>>

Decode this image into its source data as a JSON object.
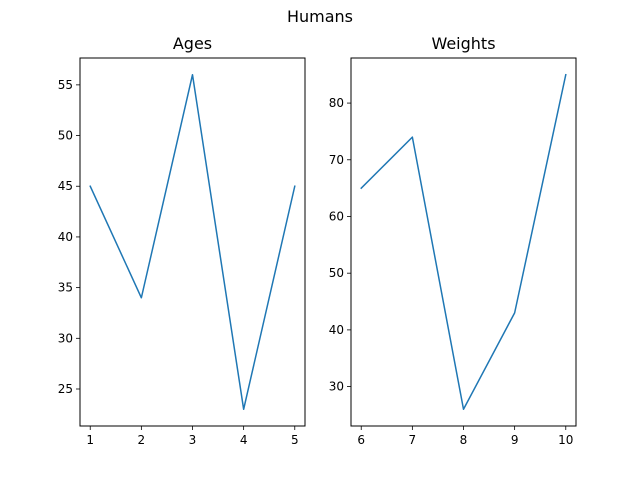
{
  "figure": {
    "suptitle": "Humans"
  },
  "colors": {
    "line": "#1f77b4",
    "axes": "#000000",
    "background": "#ffffff"
  },
  "chart_data": [
    {
      "type": "line",
      "title": "Ages",
      "xlabel": "",
      "ylabel": "",
      "x": [
        1,
        2,
        3,
        4,
        5
      ],
      "series": [
        {
          "values": [
            45,
            34,
            56,
            23,
            45
          ]
        }
      ],
      "xticks": [
        1,
        2,
        3,
        4,
        5
      ],
      "yticks": [
        25,
        30,
        35,
        40,
        45,
        50,
        55
      ],
      "xlim": [
        0.8,
        5.2
      ],
      "ylim": [
        21.35,
        57.65
      ],
      "grid": false,
      "legend": "none"
    },
    {
      "type": "line",
      "title": "Weights",
      "xlabel": "",
      "ylabel": "",
      "x": [
        6,
        7,
        8,
        9,
        10
      ],
      "series": [
        {
          "values": [
            65,
            74,
            26,
            43,
            85
          ]
        }
      ],
      "xticks": [
        6,
        7,
        8,
        9,
        10
      ],
      "yticks": [
        30,
        40,
        50,
        60,
        70,
        80
      ],
      "xlim": [
        5.8,
        10.2
      ],
      "ylim": [
        23.05,
        87.95
      ],
      "grid": false,
      "legend": "none"
    }
  ]
}
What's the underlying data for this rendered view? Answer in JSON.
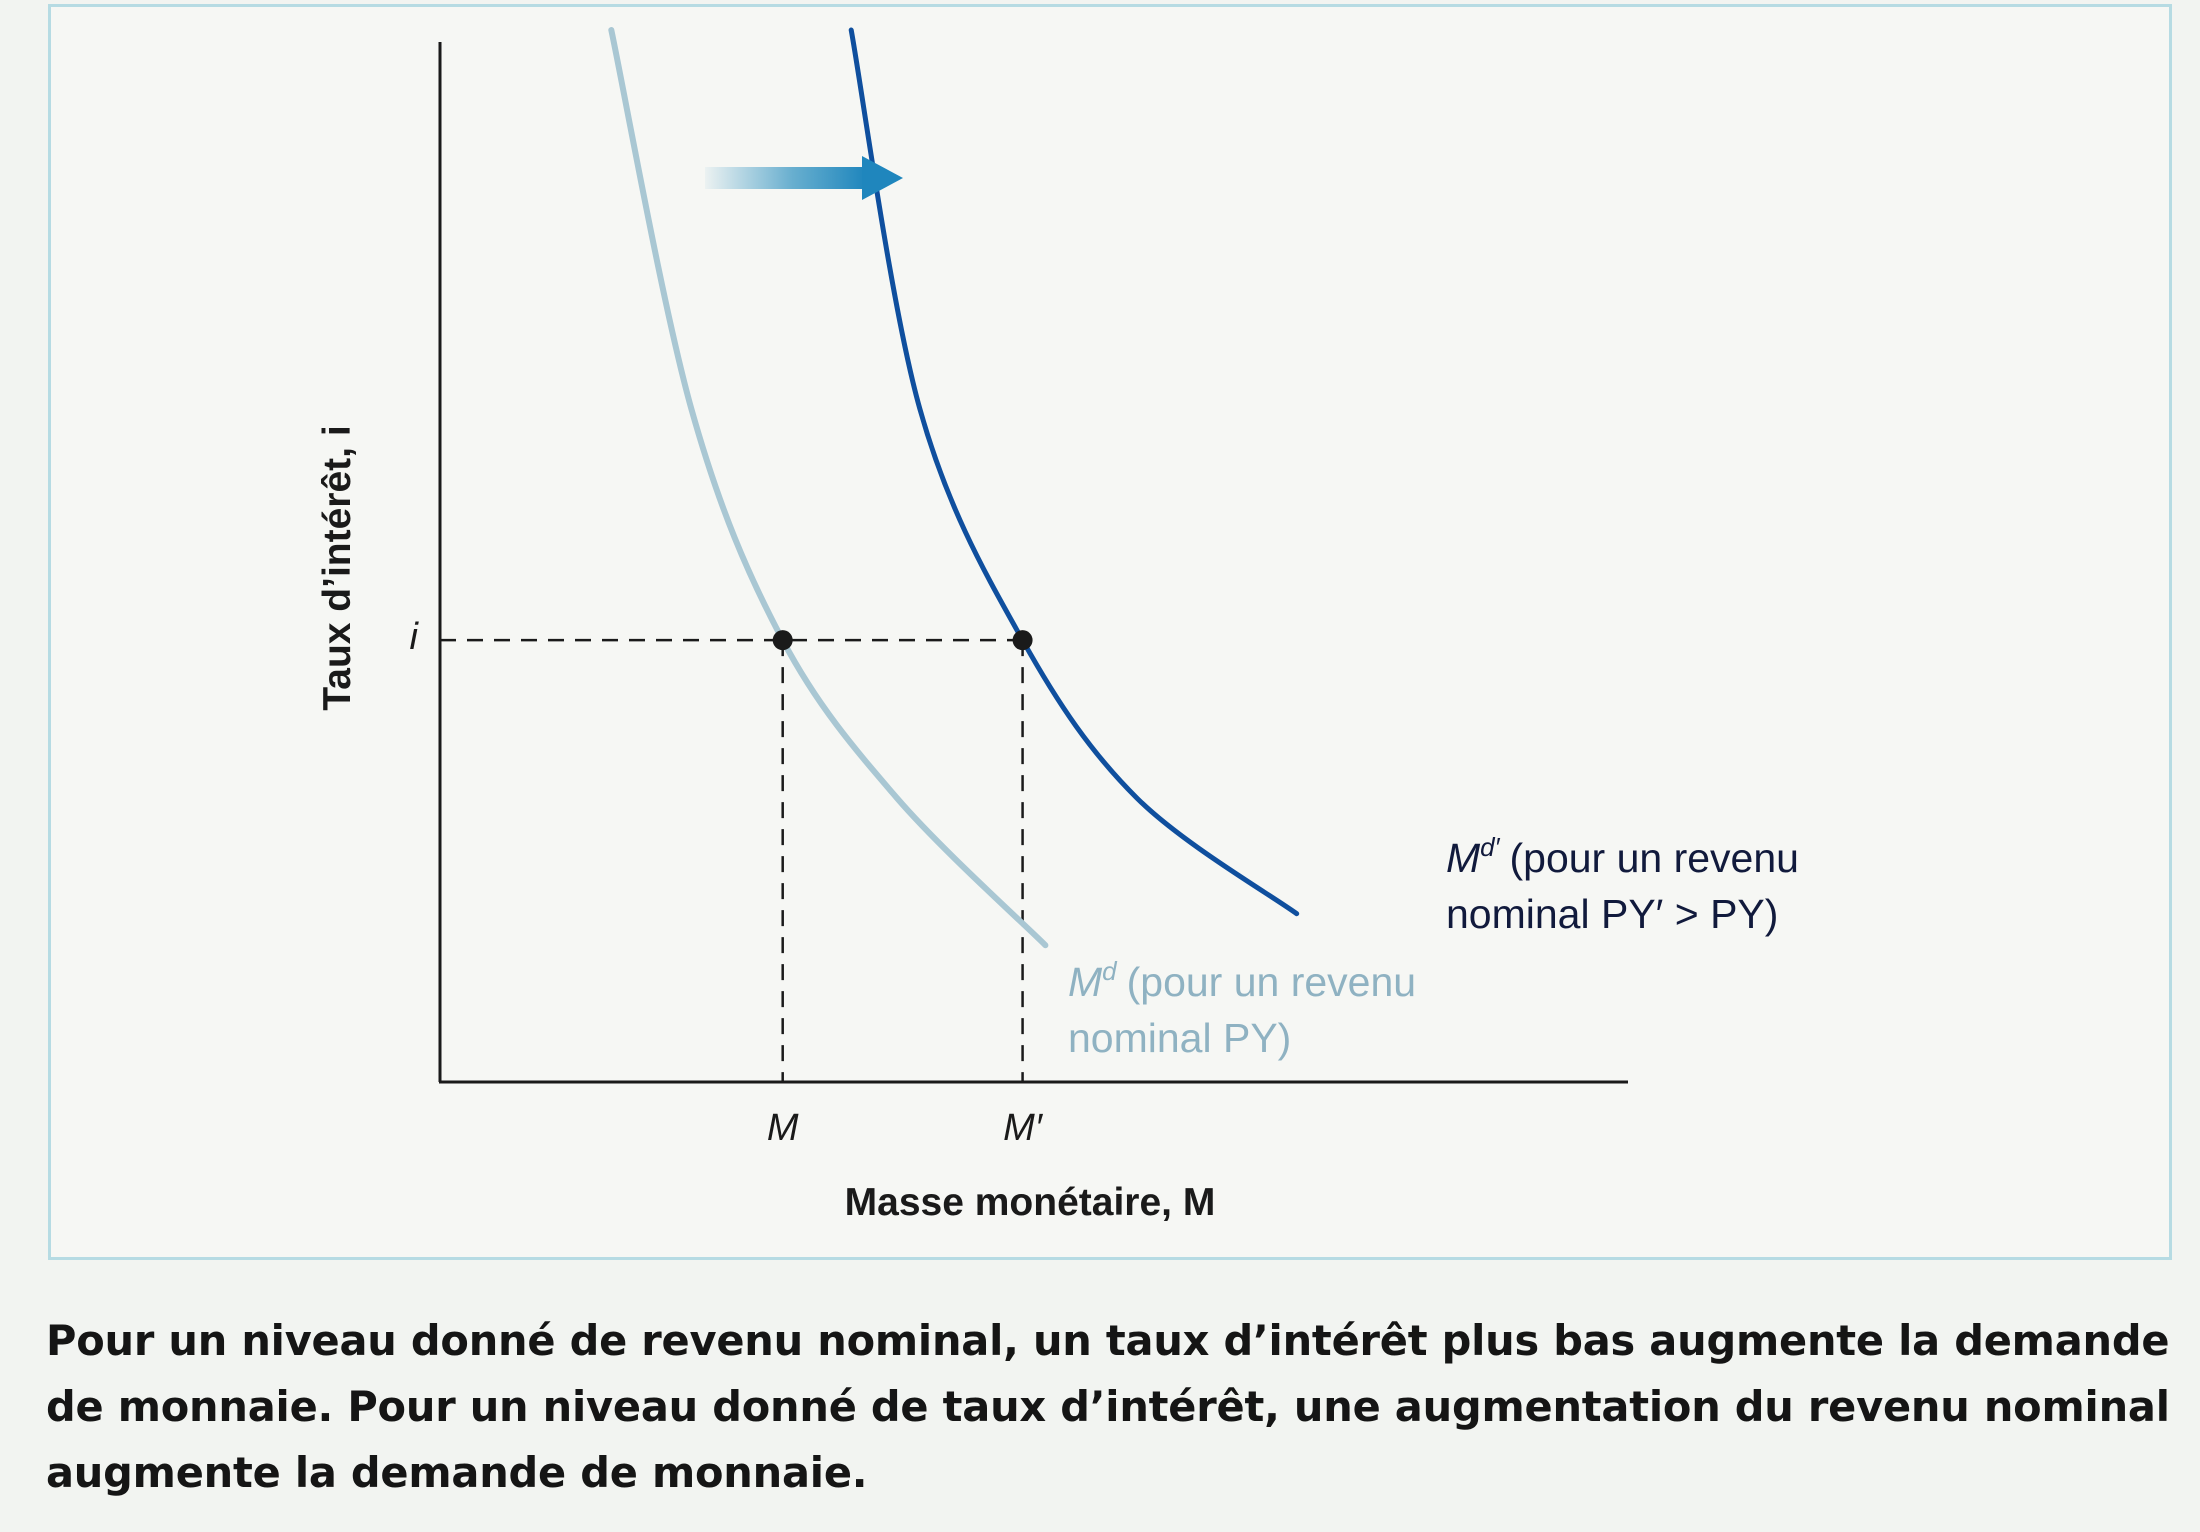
{
  "colors": {
    "curve_md": "#a9c7d3",
    "curve_md_prime": "#0f4f9e",
    "arrow": "#2a8fbf",
    "axis": "#1a1a1a",
    "frame": "#b6dbe3"
  },
  "chart_data": {
    "type": "line",
    "title": "",
    "xlabel": "Masse monétaire, M",
    "ylabel": "Taux d’intérêt, i",
    "x_ticks": [
      "M",
      "M′"
    ],
    "y_ticks": [
      "i"
    ],
    "series": [
      {
        "name": "Md (pour un revenu nominal PY)",
        "label_line1": "(pour un revenu",
        "label_line2": "nominal PY)",
        "label_symbol": "M",
        "label_superscript": "d",
        "points": [
          [
            1.5,
            10
          ],
          [
            2.2,
            6.4
          ],
          [
            3.0,
            4.2
          ],
          [
            4.0,
            2.7
          ],
          [
            5.3,
            1.3
          ]
        ]
      },
      {
        "name": "Md′ (pour un revenu nominal PY′ > PY)",
        "label_line1": "(pour un revenu",
        "label_line2": "nominal PY′ > PY)",
        "label_symbol": "M",
        "label_superscript": "d′",
        "points": [
          [
            3.6,
            10
          ],
          [
            4.2,
            6.4
          ],
          [
            5.1,
            4.2
          ],
          [
            6.1,
            2.7
          ],
          [
            7.5,
            1.6
          ]
        ]
      }
    ],
    "reference_points": [
      {
        "tick": "M",
        "x": 3.0,
        "y": 4.2
      },
      {
        "tick": "M′",
        "x": 5.1,
        "y": 4.2
      }
    ],
    "annotation": "shift arrow to the right",
    "xlim": [
      0,
      10.4
    ],
    "ylim": [
      0,
      10
    ]
  },
  "caption": "Pour un niveau donné de revenu nominal, un taux d’intérêt plus bas augmente la demande de monnaie. Pour un niveau donné de taux d’intérêt, une augmentation du revenu nominal augmente la demande de monnaie."
}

<<

### Task directions
Copy each line from the records above that includes the string "revenu".

### The response
        "name": "Md (pour un revenu nominal PY)",
        "label_line1": "(pour un revenu",
        "name": "Md′ (pour un revenu nominal PY′ > PY)",
        "label_line1": "(pour un revenu",
  "caption": "Pour un niveau donné de revenu nominal, un taux d’intérêt plus bas augmente la demande de monnaie. Pour un niveau donné de taux d’intérêt, une augmentation du revenu nominal augmente la demande de monnaie."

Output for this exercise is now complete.